* start Given records *

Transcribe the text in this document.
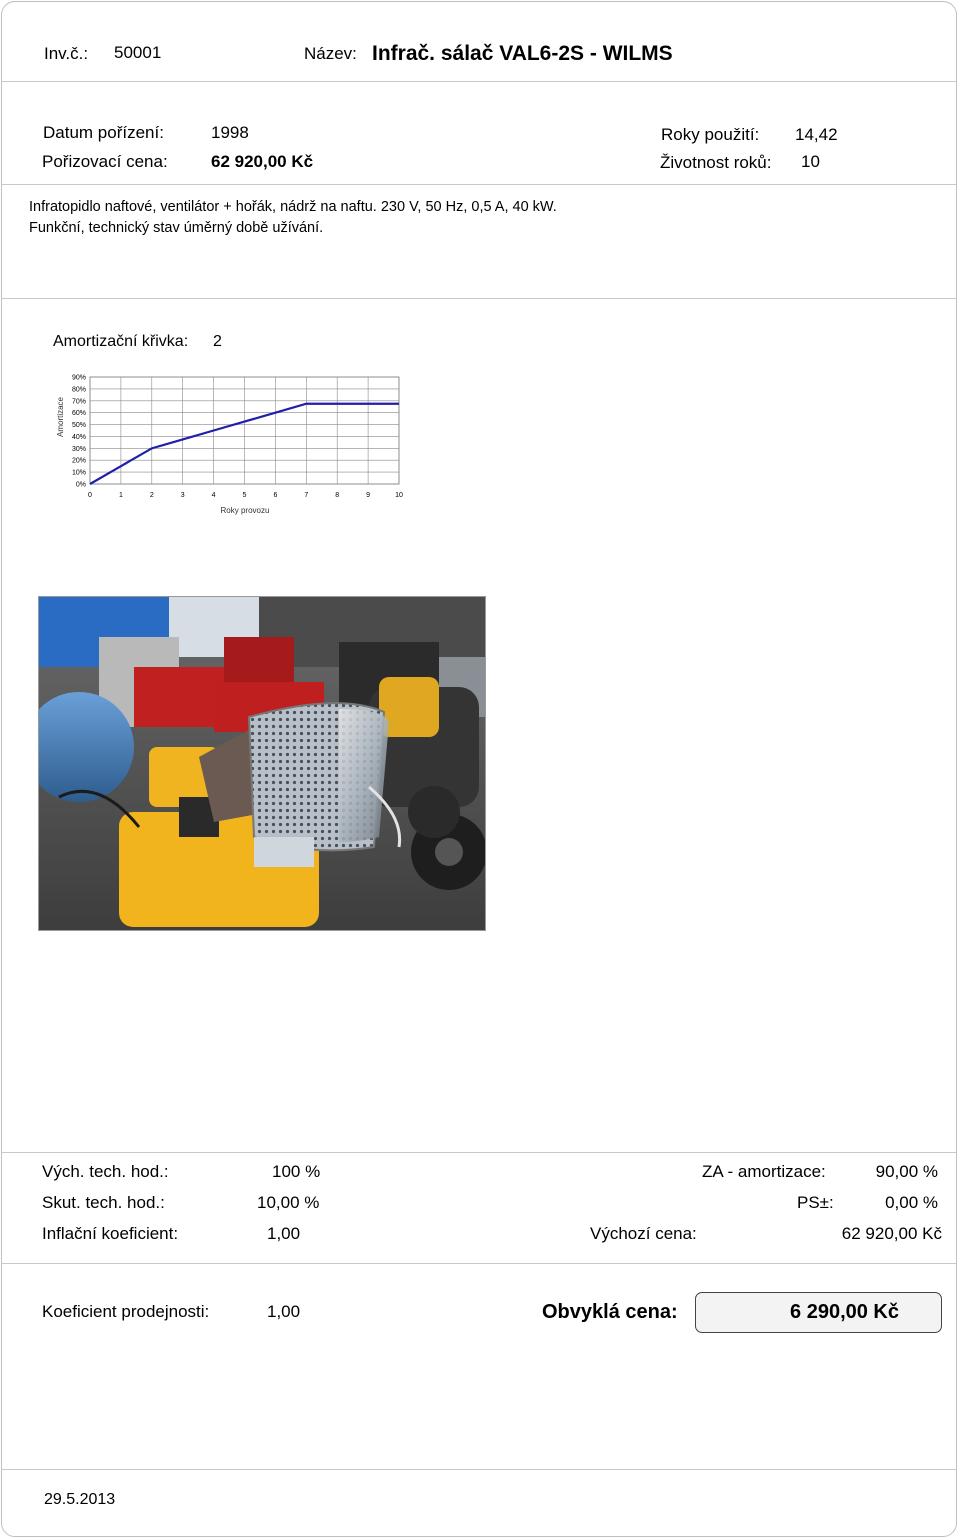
Inv.č.: 50001	Název: Infrač. sálač VAL6-2S - WILMS
Datum pořízení:	1998
Pořizovací cena:	62 920,00 Kč
Roky použití: 14,42
Životnost roků: 10
Infratopidlo naftové, ventilátor + hořák, nádrž na naftu. 230 V, 50 Hz, 0,5 A, 40 kW.
Funkční, technický stav úměrný době užívání.
Amortizační křivka: 2
0%
10%
20%
30%
40%
50%
60%
70%
80%
90%
0	1	2	3	4	5	6	7	8	9	10
Amortizace
Roky provozu
Vých. tech. hod.:	100 %
Skut. tech. hod.:	10,00 %
Inflační koeficient:	1,00
ZA - amortizace:	90,00 %
PS±:	0,00 %
Výchozí cena:	62 920,00 Kč
Koeficient prodejnosti:	1,00	Obvyklá cena:	6 290,00 Kč
29.5.2013
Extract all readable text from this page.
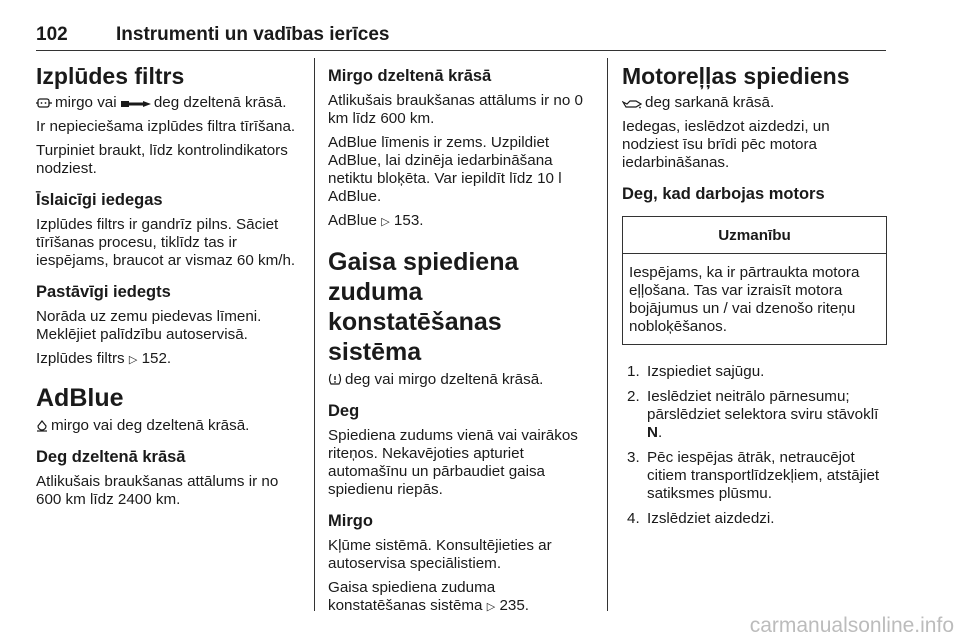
102	Instrumenti un vadības ierīces
Izplūdes filtrs

mirgo vai deg dzeltenā krāsā.

Ir nepieciešama izplūdes filtra tīrīšana.

Turpiniet braukt, līdz kontrolindikators nodziest.

Īslaicīgi iedegas

Izplūdes filtrs ir gandrīz pilns. Sāciet tīrīšanas procesu, tiklīdz tas ir iespējams, braucot ar vismaz 60 km/h.

Pastāvīgi iedegts

Norāda uz zemu piedevas līmeni. Meklējiet palīdzību autoservisā.

Izplūdes filtrs ▷ 152.

AdBlue

mirgo vai deg dzeltenā krāsā.

Deg dzeltenā krāsā

Atlikušais braukšanas attālums ir no 600 km līdz 2400 km.

Mirgo dzeltenā krāsā

Atlikušais braukšanas attālums ir no 0 km līdz 600 km.

AdBlue līmenis ir zems. Uzpildiet AdBlue, lai dzinēja iedarbināšana netiktu bloķēta. Var iepildīt līdz 10 l AdBlue.

AdBlue ▷ 153.

Gaisa spiediena zuduma konstatēšanas sistēma

deg vai mirgo dzeltenā krāsā.

Deg

Spiediena zudums vienā vai vairākos riteņos. Nekavējoties apturiet automašīnu un pārbaudiet gaisa spiedienu riepās.

Mirgo

Kļūme sistēmā. Konsultējieties ar autoservisa speciālistiem.

Gaisa spiediena zuduma konstatēšanas sistēma ▷ 235.

Motoreļļas spiediens

deg sarkanā krāsā.

Iedegas, ieslēdzot aizdedzi, un nodziest īsu brīdi pēc motora iedarbināšanas.

Deg, kad darbojas motors
Uzmanību
Iespējams, ka ir pārtraukta motora eļļošana. Tas var izraisīt motora bojājumus un / vai dzenošo riteņu nobloķēšanos.
1. Izspiediet sajūgu.
2. Ieslēdziet neitrālo pārnesumu; pārslēdziet selektora sviru stāvoklī N.
3. Pēc iespējas ātrāk, netraucējot citiem transportlīdzekļiem, atstājiet satiksmes plūsmu.
4. Izslēdziet aizdedzi.
carmanualsonline.info
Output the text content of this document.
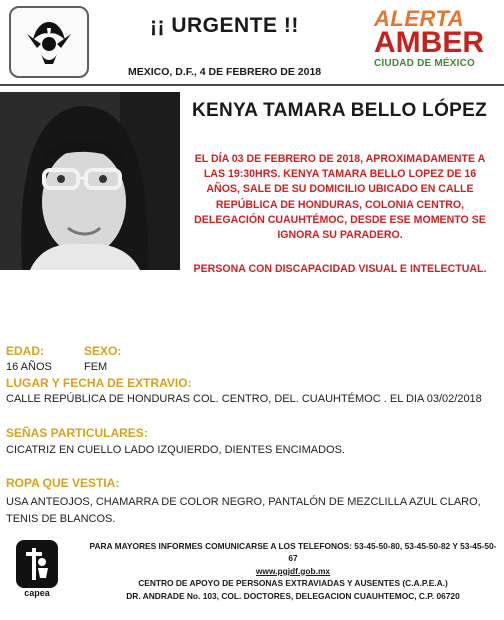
¡¡ URGENTE !!	ALERTA
AMBER
CIUDAD DE MÉXICO
MEXICO, D.F., 4 DE FEBRERO DE 2018
KENYA TAMARA BELLO LÓPEZ
EL DÍA 03 DE FEBRERO DE 2018, APROXIMADAMENTE A LAS 19:30HRS. KENYA TAMARA BELLO LOPEZ DE 16 AÑOS, SALE DE SU DOMICILIO UBICADO EN CALLE REPÚBLICA DE HONDURAS, COLONIA CENTRO, DELEGACIÓN CUAUHTÉMOC, DESDE ESE MOMENTO SE IGNORA SU PARADERO.
PERSONA CON DISCAPACIDAD VISUAL E INTELECTUAL.
EDAD:	SEXO:
16 AÑOS	FEM
LUGAR Y FECHA DE EXTRAVIO:
CALLE REPÚBLICA DE HONDURAS COL. CENTRO, DEL. CUAUHTÉMOC . EL DIA 03/02/2018
SEÑAS PARTICULARES:
CICATRIZ EN CUELLO LADO IZQUIERDO, DIENTES ENCIMADOS.
ROPA QUE VESTIA:
USA ANTEOJOS, CHAMARRA DE COLOR NEGRO, PANTALÓN DE MEZCLILLA AZUL CLARO, TENIS DE BLANCOS.
capea
PARA MAYORES INFORMES COMUNICARSE A LOS TELEFONOS: 53-45-50-80, 53-45-50-82 Y 53-45-50-67
www.pgjdf.gob.mx
CENTRO DE APOYO DE PERSONAS EXTRAVIADAS Y AUSENTES (C.A.P.E.A.)
DR. ANDRADE No. 103, COL. DOCTORES, DELEGACION CUAUHTEMOC, C.P. 06720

* end Given records *

:: Exercise description ::
Each record above is to be restated exactly, with its pictures removed from the copy.

:: Completed task ::
Transcribe the text in this document.
Inv.č.: 50001	Název: Infrač. sálač VAL6-2S - WILMS
Datum pořízení:	1998
Pořizovací cena:	62 920,00 Kč
Roky použití: 14,42
Životnost roků: 10
Infratopidlo naftové, ventilátor + hořák, nádrž na naftu. 230 V, 50 Hz, 0,5 A, 40 kW.
Funkční, technický stav úměrný době užívání.
Amortizační křivka: 2
0%
10%
20%
30%
40%
50%
60%
70%
80%
90%
0	1	2	3	4	5	6	7	8	9	10
Amortizace
Roky provozu
Vých. tech. hod.:	100 %
Skut. tech. hod.:	10,00 %
Inflační koeficient:	1,00
ZA - amortizace:	90,00 %
PS±:	0,00 %
Výchozí cena:	62 920,00 Kč
Koeficient prodejnosti:	1,00	Obvyklá cena:	6 290,00 Kč
29.5.2013
Extract all readable text from this page.
102	Instrumenti un vadības ierīces
Izplūdes filtrs

mirgo vai deg dzeltenā krāsā.

Ir nepieciešama izplūdes filtra tīrīšana.

Turpiniet braukt, līdz kontrolindikators nodziest.

Īslaicīgi iedegas

Izplūdes filtrs ir gandrīz pilns. Sāciet tīrīšanas procesu, tiklīdz tas ir iespējams, braucot ar vismaz 60 km/h.

Pastāvīgi iedegts

Norāda uz zemu piedevas līmeni. Meklējiet palīdzību autoservisā.

Izplūdes filtrs ▷ 152.

AdBlue

mirgo vai deg dzeltenā krāsā.

Deg dzeltenā krāsā

Atlikušais braukšanas attālums ir no 600 km līdz 2400 km.

Mirgo dzeltenā krāsā

Atlikušais braukšanas attālums ir no 0 km līdz 600 km.

AdBlue līmenis ir zems. Uzpildiet AdBlue, lai dzinēja iedarbināšana netiktu bloķēta. Var iepildīt līdz 10 l AdBlue.

AdBlue ▷ 153.

Gaisa spiediena zuduma konstatēšanas sistēma

deg vai mirgo dzeltenā krāsā.

Deg

Spiediena zudums vienā vai vairākos riteņos. Nekavējoties apturiet automašīnu un pārbaudiet gaisa spiedienu riepās.

Mirgo

Kļūme sistēmā. Konsultējieties ar autoservisa speciālistiem.

Gaisa spiediena zuduma konstatēšanas sistēma ▷ 235.

Motoreļļas spiediens

deg sarkanā krāsā.

Iedegas, ieslēdzot aizdedzi, un nodziest īsu brīdi pēc motora iedarbināšanas.

Deg, kad darbojas motors
Uzmanību
Iespējams, ka ir pārtraukta motora eļļošana. Tas var izraisīt motora bojājumus un / vai dzenošo riteņu nobloķēšanos.
1. Izspiediet sajūgu.
2. Ieslēdziet neitrālo pārnesumu; pārslēdziet selektora sviru stāvoklī N.
3. Pēc iespējas ātrāk, netraucējot citiem transportlīdzekļiem, atstājiet satiksmes plūsmu.
4. Izslēdziet aizdedzi.
carmanualsonline.info
Output the text content of this document.
¡¡ URGENTE !!	ALERTA
AMBER
CIUDAD DE MÉXICO
MEXICO, D.F., 4 DE FEBRERO DE 2018
KENYA TAMARA BELLO LÓPEZ
EL DÍA 03 DE FEBRERO DE 2018, APROXIMADAMENTE A LAS 19:30HRS. KENYA TAMARA BELLO LOPEZ DE 16 AÑOS, SALE DE SU DOMICILIO UBICADO EN CALLE REPÚBLICA DE HONDURAS, COLONIA CENTRO, DELEGACIÓN CUAUHTÉMOC, DESDE ESE MOMENTO SE IGNORA SU PARADERO.
PERSONA CON DISCAPACIDAD VISUAL E INTELECTUAL.
EDAD:	SEXO:
16 AÑOS	FEM
LUGAR Y FECHA DE EXTRAVIO:
CALLE REPÚBLICA DE HONDURAS COL. CENTRO, DEL. CUAUHTÉMOC . EL DIA 03/02/2018
SEÑAS PARTICULARES:
CICATRIZ EN CUELLO LADO IZQUIERDO, DIENTES ENCIMADOS.
ROPA QUE VESTIA:
USA ANTEOJOS, CHAMARRA DE COLOR NEGRO, PANTALÓN DE MEZCLILLA AZUL CLARO, TENIS DE BLANCOS.
capea
PARA MAYORES INFORMES COMUNICARSE A LOS TELEFONOS: 53-45-50-80, 53-45-50-82 Y 53-45-50-67
www.pgjdf.gob.mx
CENTRO DE APOYO DE PERSONAS EXTRAVIADAS Y AUSENTES (C.A.P.E.A.)
DR. ANDRADE No. 103, COL. DOCTORES, DELEGACION CUAUHTEMOC, C.P. 06720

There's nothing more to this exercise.